=== Stated problem ===
Output solely the number of lines containing the string "JSON".

=== Records shown ===
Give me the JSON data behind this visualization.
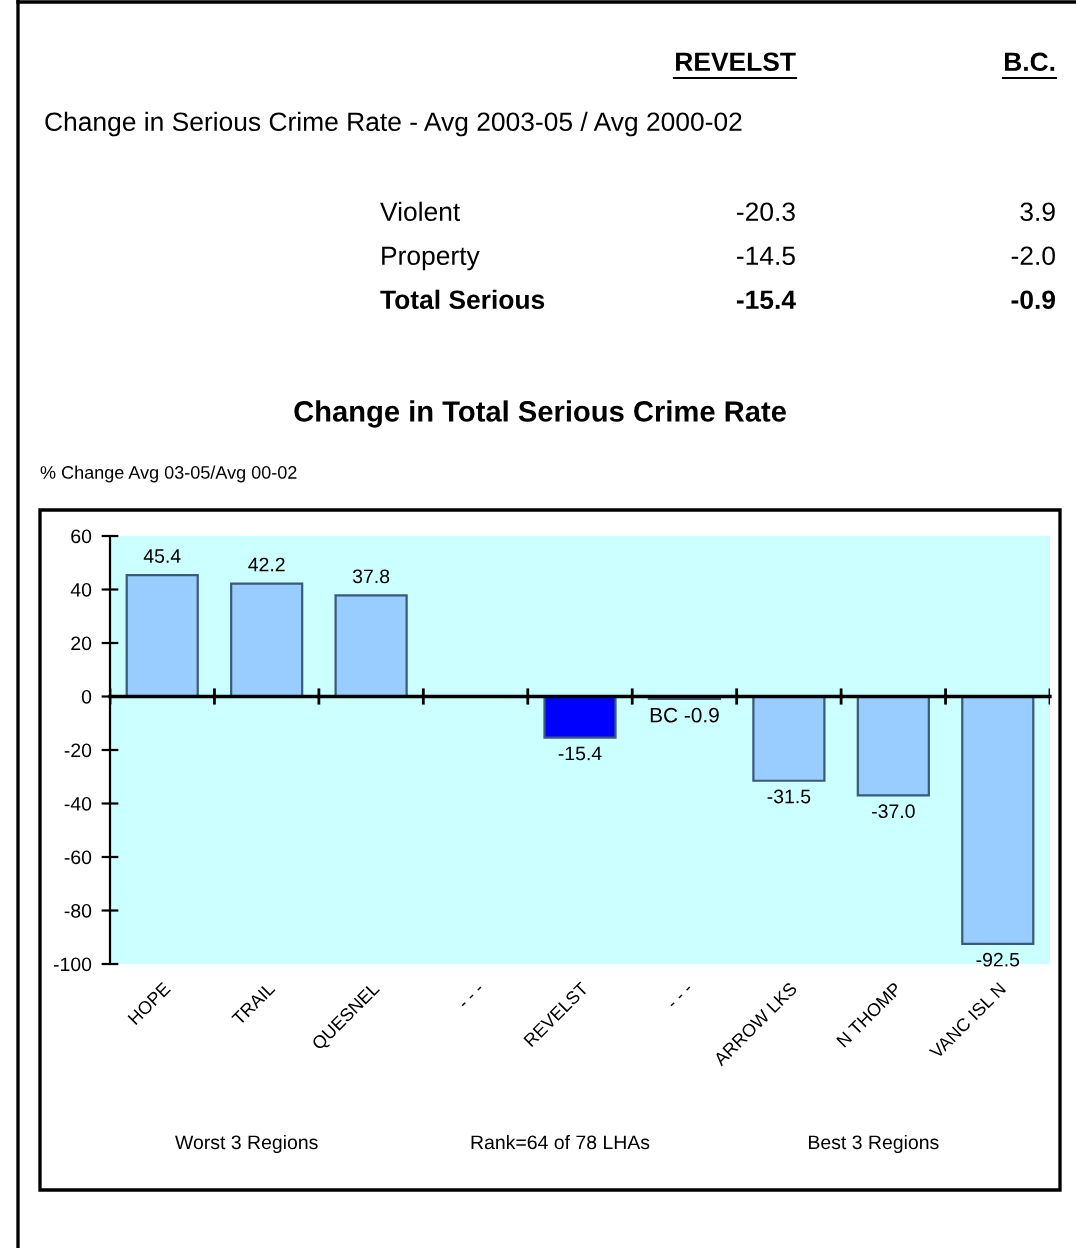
{
  "chart_data": [
    {
      "type": "other",
      "title": "Change in Serious Crime Rate - Avg 2003-05 / Avg 2000-02",
      "annotations": [
        "REVELST",
        "B.C.",
        "Violent",
        "-20.3",
        "3.9",
        "Property",
        "-14.5",
        "-2.0",
        "Total Serious",
        "-15.4",
        "-0.9"
      ]
    },
    {
      "type": "bar",
      "title": "Change in Total Serious Crime Rate",
      "ylabel": "% Change Avg 03-05/Avg 00-02",
      "categories": [
        "HOPE",
        "TRAIL",
        "QUESNEL",
        "- - -",
        "REVELST",
        "- - -",
        "ARROW LKS",
        "N THOMP",
        "VANC ISL N"
      ],
      "values": [
        45.4,
        42.2,
        37.8,
        null,
        -15.4,
        -0.9,
        -31.5,
        -37.0,
        -92.5
      ],
      "value_labels": [
        "45.4",
        "42.2",
        "37.8",
        null,
        "-15.4",
        "BC -0.9",
        "-31.5",
        "-37.0",
        "-92.5"
      ],
      "colors": [
        "#99ccff",
        "#99ccff",
        "#99ccff",
        "#99ccff",
        "#0000ff",
        "#99ccff",
        "#99ccff",
        "#99ccff",
        "#99ccff"
      ],
      "ylim": [
        -100,
        60
      ],
      "yticks": [
        -100,
        -80,
        -60,
        -40,
        -20,
        0,
        20,
        40,
        60
      ],
      "annotations": [
        "Worst 3 Regions",
        "Rank=64 of 78 LHAs",
        "Best 3 Regions"
      ]
    }
  ]
}
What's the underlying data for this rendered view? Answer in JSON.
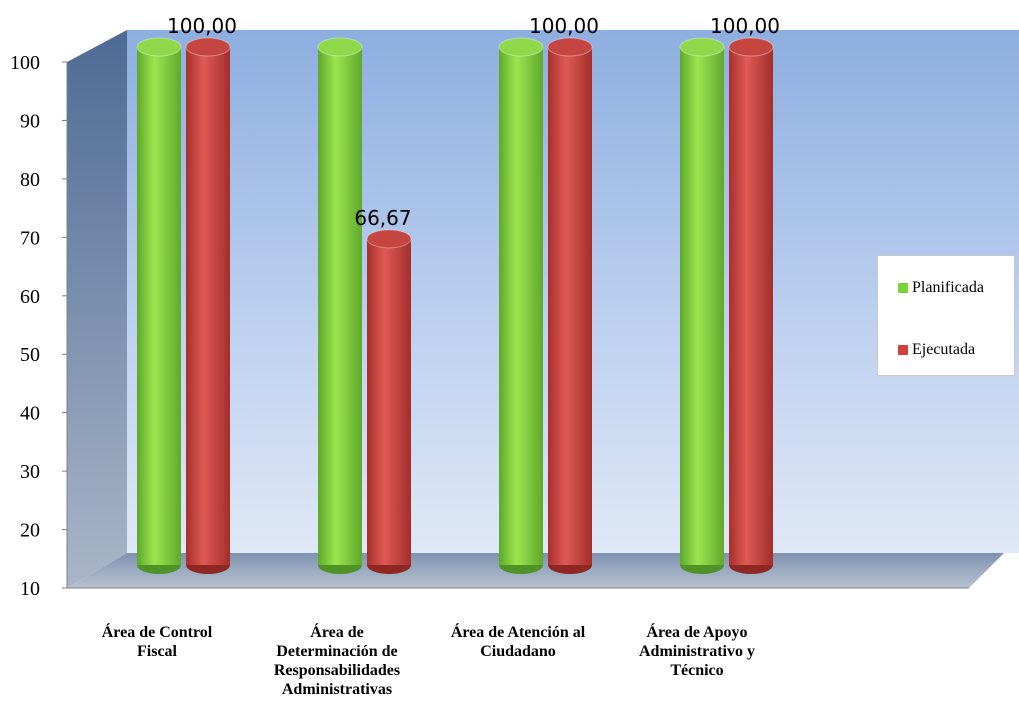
{
  "chart_data": {
    "type": "bar",
    "categories": [
      "Área de Control Fiscal",
      "Área de Determinación de Responsabilidades Administrativas",
      "Área de Atención al Ciudadano",
      "Área de Apoyo Administrativo y Técnico"
    ],
    "category_lines": [
      [
        "Área de Control",
        "Fiscal"
      ],
      [
        "Área de",
        "Determinación de",
        "Responsabilidades",
        "Administrativas"
      ],
      [
        "Área de Atención al",
        "Ciudadano"
      ],
      [
        "Área de Apoyo",
        "Administrativo y",
        "Técnico"
      ]
    ],
    "series": [
      {
        "name": "Planificada",
        "color": "#7ed13a",
        "values": [
          100,
          100,
          100,
          100
        ],
        "labels": [
          "",
          "",
          "",
          ""
        ]
      },
      {
        "name": "Ejecutada",
        "color": "#d43f3a",
        "values": [
          100,
          66.67,
          100,
          100
        ],
        "labels": [
          "100,00",
          "66,67",
          "100,00",
          "100,00"
        ]
      }
    ],
    "yticks": [
      "10",
      "20",
      "30",
      "40",
      "50",
      "60",
      "70",
      "80",
      "90",
      "100"
    ],
    "ylim": [
      10,
      100
    ],
    "legend_position": "right",
    "grid": false,
    "style": "3d-cylinder"
  }
}
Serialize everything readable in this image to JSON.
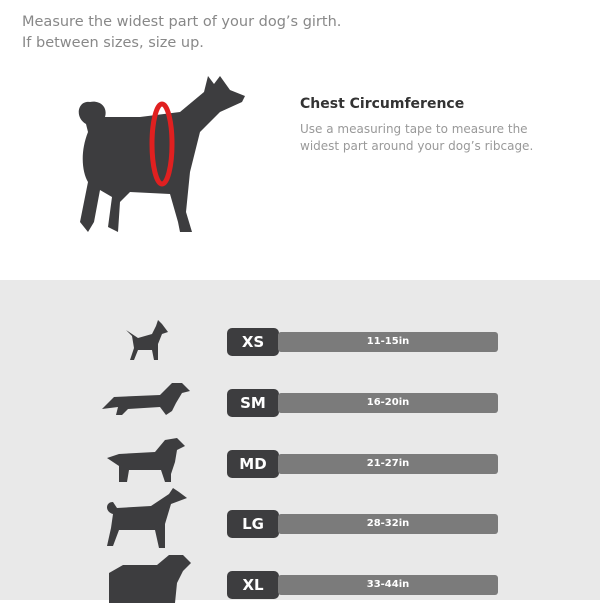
{
  "intro": {
    "line1": "Measure the widest part of your dog’s girth.",
    "line2": "If between sizes, size up."
  },
  "measure": {
    "title": "Chest Circumference",
    "description": "Use a measuring tape to measure the widest part around your dog’s ribcage."
  },
  "colors": {
    "silhouette": "#3d3d3f",
    "tape": "#e02020",
    "bar": "#7b7b7b",
    "pill": "#3d3d3f",
    "background": "#e9e9e9"
  },
  "sizes": [
    {
      "label": "XS",
      "range": "11-15in",
      "icon": "small-dog-icon"
    },
    {
      "label": "SM",
      "range": "16-20in",
      "icon": "dachshund-icon"
    },
    {
      "label": "MD",
      "range": "21-27in",
      "icon": "spaniel-icon"
    },
    {
      "label": "LG",
      "range": "28-32in",
      "icon": "husky-icon"
    },
    {
      "label": "XL",
      "range": "33-44in",
      "icon": "large-dog-icon"
    }
  ]
}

=== Solved exercise ===
3